» **Exercise task**
Recast every line of the material below as a Markdown table with the columns "Row" and "Line," numbering the rows in order and skipping blank lines. Leave the pictures out.

» **Image layout annotations**
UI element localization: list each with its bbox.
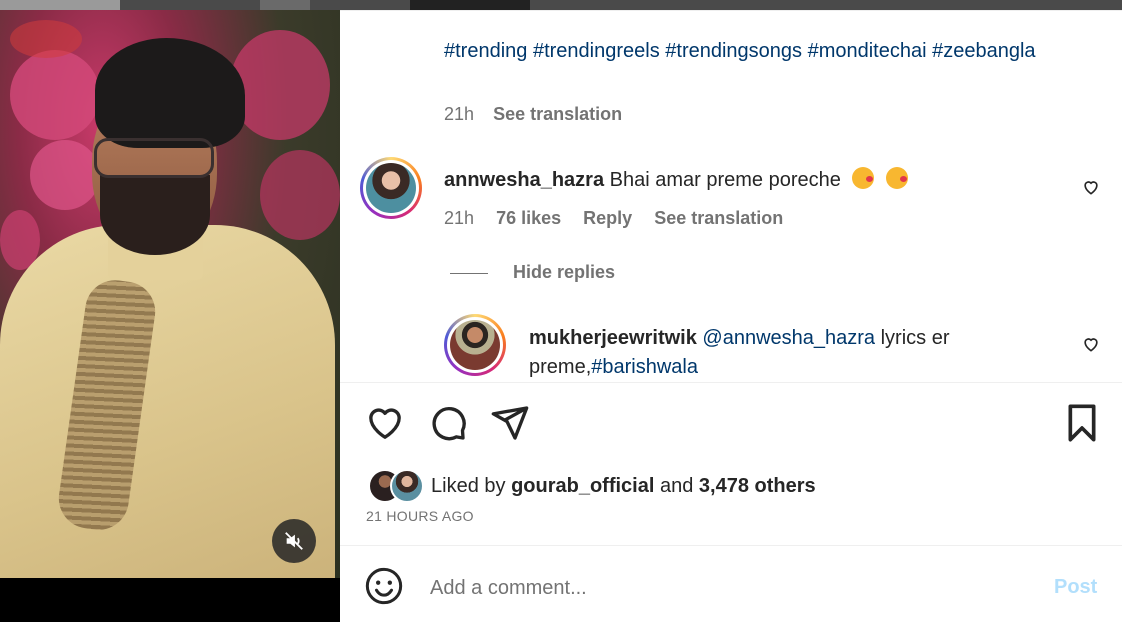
post-panel: #trending #trendingreels #trendingsongs … bbox=[340, 10, 1122, 622]
liked-by-avatars bbox=[368, 469, 428, 503]
post-actions: Liked by gourab_official and 3,478 other… bbox=[340, 382, 1122, 553]
liked-by-others[interactable]: 3,478 others bbox=[699, 475, 816, 497]
comment-body: annwesha_hazra Bhai amar preme poreche bbox=[444, 167, 908, 192]
reply-mention[interactable]: @annwesha_hazra bbox=[702, 327, 875, 349]
caption-see-translation[interactable]: See translation bbox=[493, 104, 622, 124]
liked-by-middle: and bbox=[654, 475, 699, 497]
muted-icon bbox=[285, 532, 303, 550]
reply-hashtag[interactable]: #barishwala bbox=[591, 356, 698, 378]
comment-text: Bhai amar preme poreche bbox=[609, 169, 841, 191]
comment-time[interactable]: 21h bbox=[444, 208, 474, 228]
comment-like-heart-icon[interactable] bbox=[1081, 177, 1101, 197]
comment-icon[interactable] bbox=[428, 403, 468, 443]
browser-top-strip bbox=[0, 0, 1122, 10]
hide-replies-button[interactable]: Hide replies bbox=[513, 262, 615, 283]
comment-avatar[interactable] bbox=[360, 157, 422, 219]
reply-username[interactable]: mukherjeewritwik bbox=[529, 327, 697, 349]
kiss-emoji-icon bbox=[886, 167, 908, 189]
glasses bbox=[94, 138, 214, 178]
comments-list[interactable]: #trending #trendingreels #trendingsongs … bbox=[340, 10, 1122, 383]
emoji-icon[interactable] bbox=[364, 566, 404, 606]
reply-like-heart-icon[interactable] bbox=[1081, 334, 1101, 354]
comment-likes[interactable]: 76 likes bbox=[496, 208, 561, 228]
post-timestamp[interactable]: 21 HOURS AGO bbox=[366, 508, 474, 524]
hide-replies-line bbox=[450, 273, 488, 274]
post-video[interactable] bbox=[0, 10, 340, 622]
post-comment-button[interactable]: Post bbox=[1054, 576, 1097, 599]
comment-reply-button[interactable]: Reply bbox=[583, 208, 632, 228]
video-frame bbox=[0, 10, 340, 578]
caption-hashtags[interactable]: #trending #trendingreels #trendingsongs … bbox=[444, 37, 1044, 65]
liked-by-text: Liked by gourab_official and 3,478 other… bbox=[431, 475, 816, 498]
kiss-emoji-icon bbox=[852, 167, 875, 189]
reply-avatar[interactable] bbox=[444, 314, 506, 376]
share-icon[interactable] bbox=[490, 403, 530, 443]
caption-time[interactable]: 21h bbox=[444, 104, 474, 124]
comment-username[interactable]: annwesha_hazra bbox=[444, 169, 604, 191]
mute-toggle-button[interactable] bbox=[272, 519, 316, 563]
liked-by-user[interactable]: gourab_official bbox=[511, 475, 654, 497]
comment-composer: Post bbox=[340, 545, 1122, 623]
caption-meta: 21h See translation bbox=[444, 104, 636, 125]
like-heart-icon[interactable] bbox=[365, 403, 405, 443]
reply-body: mukherjeewritwik @annwesha_hazra lyrics … bbox=[529, 324, 999, 382]
channel-logo bbox=[10, 20, 82, 58]
liked-by-prefix: Liked by bbox=[431, 475, 512, 497]
comment-meta: 21h 76 likes Reply See translation bbox=[444, 208, 800, 229]
bookmark-icon[interactable] bbox=[1062, 403, 1102, 443]
comment-input[interactable] bbox=[428, 572, 1032, 604]
comment-see-translation[interactable]: See translation bbox=[654, 208, 783, 228]
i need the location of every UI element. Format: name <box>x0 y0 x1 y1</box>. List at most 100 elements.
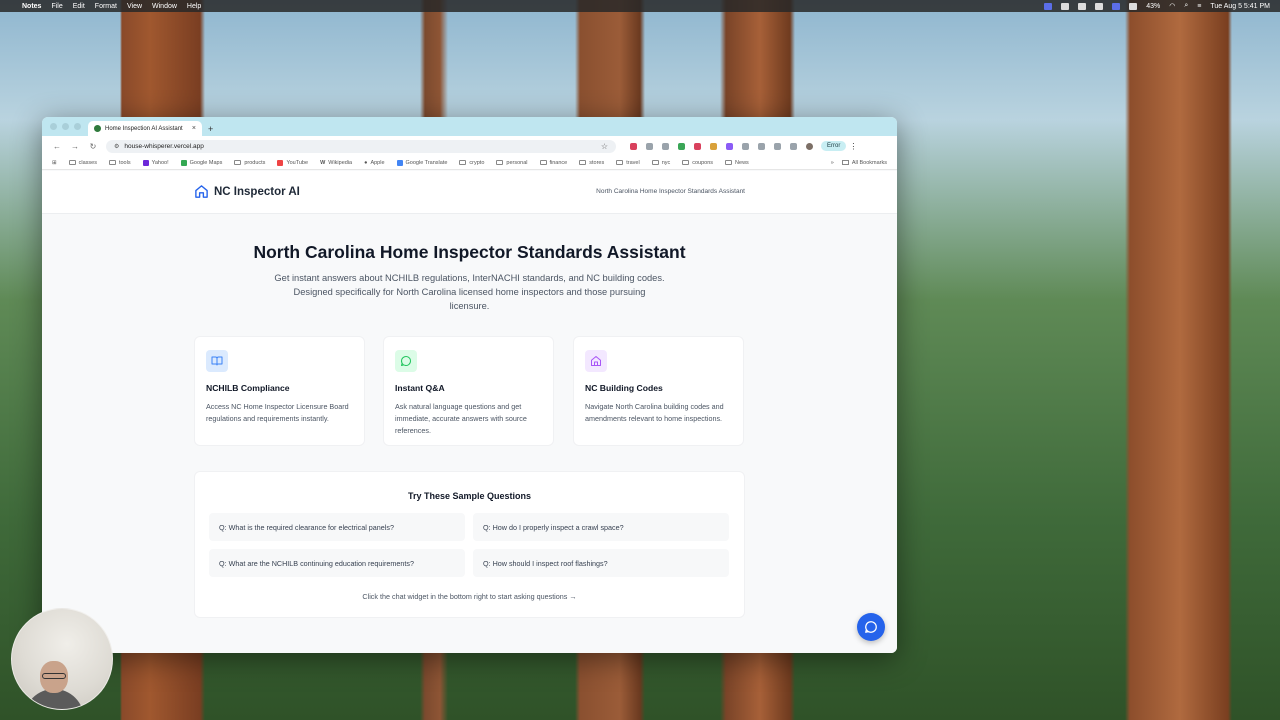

» **Answer to the task**
| Row | Line |
|---|---|
| 1 | UI element localization: list each with its bbox. |
| 2 | post-panel: #trending #trendingreels #trendingsongs … bbox=[340, 10, 1122, 622] |
| 3 | liked-by-avatars bbox=[368, 469, 428, 503] |
| 4 | post-actions: Liked by gourab_official and 3,478 other… bbox=[340, 382, 1122, 553] |
| 5 | liked-by-others[interactable]: 3,478 others bbox=[699, 475, 816, 497] |
| 6 | comment-body: annwesha_hazra Bhai amar preme poreche bbox=[444, 167, 908, 192] |
| 7 | reply-mention[interactable]: @annwesha_hazra bbox=[702, 327, 875, 349] |
| 8 | caption-see-translation[interactable]: See translation bbox=[493, 104, 622, 124] |
| 9 | liked-by-middle: and bbox=[654, 475, 699, 497] |
| 10 | muted-icon bbox=[285, 532, 303, 550] |
| 11 | reply-hashtag[interactable]: #barishwala bbox=[591, 356, 698, 378] |
| 12 | comment-text: Bhai amar preme poreche bbox=[609, 169, 841, 191] |
| 13 | comment-time[interactable]: 21h bbox=[444, 208, 474, 228] |
| 14 | comment-like-heart-icon[interactable] bbox=[1081, 177, 1101, 197] |
| 15 | comment-icon[interactable] bbox=[428, 403, 468, 443] |
| 16 | browser-top-strip bbox=[0, 0, 1122, 10] |
| 17 | hide-replies-button[interactable]: Hide replies bbox=[513, 262, 615, 283] |
| 18 | comment-avatar[interactable] bbox=[360, 157, 422, 219] |
| 19 | reply-username[interactable]: mukherjeewritwik bbox=[529, 327, 697, 349] |
| 20 | kiss-emoji-icon bbox=[886, 167, 908, 189] |
| 21 | glasses bbox=[94, 138, 214, 178] |
| 22 | comments-list[interactable]: #trending #trendingreels #trendingsongs … bbox=[340, 10, 1122, 383] |
| 23 | emoji-icon[interactable] bbox=[364, 566, 404, 606] |
| 24 | reply-like-heart-icon[interactable] bbox=[1081, 334, 1101, 354] |
| 25 | comment-likes[interactable]: 76 likes bbox=[496, 208, 561, 228] |
| 26 | post-timestamp[interactable]: 21 HOURS AGO bbox=[366, 508, 474, 524] |
| 27 | hide-replies-line bbox=[450, 273, 488, 274] |
| 28 | post-video[interactable] bbox=[0, 10, 340, 622] |
| 29 | post-comment-button[interactable]: Post bbox=[1054, 576, 1097, 599] |
| 30 | comment-reply-button[interactable]: Reply bbox=[583, 208, 632, 228] |
| 31 | video-frame bbox=[0, 10, 340, 578] |
| 32 | caption-hashtags[interactable]: #trending #trendingreels #trendingsongs … bbox=[444, 37, 1044, 65] |
| 33 | liked-by-text: Liked by gourab_official and 3,478 other… bbox=[431, 475, 816, 498] |
| 34 | kiss-emoji-icon bbox=[852, 167, 875, 189] |
| 35 | reply-avatar[interactable] bbox=[444, 314, 506, 376] |
| 36 | share-icon[interactable] bbox=[490, 403, 530, 443] |
| 37 | caption-time[interactable]: 21h bbox=[444, 104, 474, 124] |
| 38 | comment-username[interactable]: annwesha_hazra bbox=[444, 169, 604, 191] |
| 39 | mute-toggle-button[interactable] bbox=[272, 519, 316, 563] |
| 40 | liked-by-user[interactable]: gourab_official bbox=[511, 475, 654, 497] |
| 41 | comment-composer: Post bbox=[340, 545, 1122, 623] |
| 42 | caption-meta: 21h See translation bbox=[444, 104, 636, 125] |
| 43 | like-heart-icon[interactable] bbox=[365, 403, 405, 443] |
| 44 | reply-body: mukherjeewritwik @annwesha_hazra lyrics … bbox=[529, 324, 999, 382] |
| 45 | channel-logo bbox=[10, 20, 82, 58] |
| 46 | liked-by-prefix: Liked by bbox=[431, 475, 512, 497] |
| 47 | comment-meta: 21h 76 likes Reply See translation bbox=[444, 208, 800, 229] |
| 48 | bookmark-icon[interactable] bbox=[1062, 403, 1102, 443] |
| 49 | comment-input[interactable] bbox=[428, 572, 1032, 604] |
| 50 | comment-see-translation[interactable]: See translation bbox=[654, 208, 783, 228] |
| 51 | i need the location of every UI element. Format: name <box>x0 y0 x1 y1</box>. List at most 100 elements. |